Extracted data entries:
——————

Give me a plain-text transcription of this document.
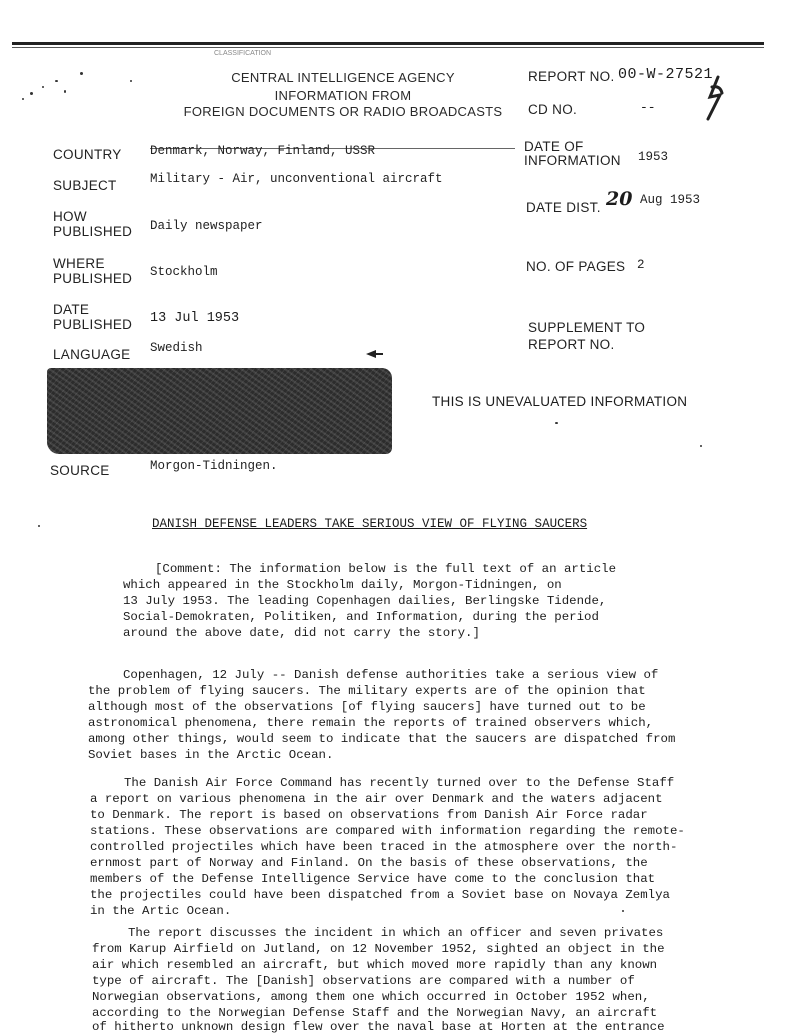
CLASSIFICATION
CENTRAL INTELLIGENCE AGENCY
INFORMATION FROM
FOREIGN DOCUMENTS OR RADIO BROADCASTS
REPORT NO. 00-W-27521
CD NO.	--
COUNTRY Denmark, Norway, Finland, USSR
SUBJECT	Military - Air, unconventional aircraft
HOW
PUBLISHED Daily newspaper
WHERE
PUBLISHED Stockholm
DATE
PUBLISHED 13 Jul 1953
LANGUAGE Swedish
DATE OF
INFORMATION 1953
DATE DIST. 20 Aug 1953
NO. OF PAGES 2
SUPPLEMENT TO
REPORT NO.
THIS IS UNEVALUATED INFORMATION
SOURCE	Morgon-Tidningen.
DANISH DEFENSE LEADERS TAKE SERIOUS VIEW OF FLYING SAUCERS
[Comment: The information below is the full text of an article
which appeared in the Stockholm daily, Morgon-Tidningen, on
13 July 1953. The leading Copenhagen dailies, Berlingske Tidende,
Social-Demokraten, Politiken, and Information, during the period
around the above date, did not carry the story.]
Copenhagen, 12 July -- Danish defense authorities take a serious view of
the problem of flying saucers. The military experts are of the opinion that
although most of the observations [of flying saucers] have turned out to be
astronomical phenomena, there remain the reports of trained observers which,
among other things, would seem to indicate that the saucers are dispatched from
Soviet bases in the Arctic Ocean.
The Danish Air Force Command has recently turned over to the Defense Staff
a report on various phenomena in the air over Denmark and the waters adjacent
to Denmark. The report is based on observations from Danish Air Force radar
stations. These observations are compared with information regarding the remote-
controlled projectiles which have been traced in the atmosphere over the north-
ernmost part of Norway and Finland. On the basis of these observations, the
members of the Defense Intelligence Service have come to the conclusion that
the projectiles could have been dispatched from a Soviet base on Novaya Zemlya
in the Artic Ocean.
The report discusses the incident in which an officer and seven privates
from Karup Airfield on Jutland, on 12 November 1952, sighted an object in the
air which resembled an aircraft, but which moved more rapidly than any known
type of aircraft. The [Danish] observations are compared with a number of
Norwegian observations, among them one which occurred in October 1952 when,
according to the Norwegian Defense Staff and the Norwegian Navy, an aircraft
of hitherto unknown design flew over the naval base at Horten at the entrance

——————

**Direction:**
Read the entries and pick out all lines that include the word "text".

**Task solution:**
Give me a plain-text transcription of this document.
[Comment: The information below is the full text of an article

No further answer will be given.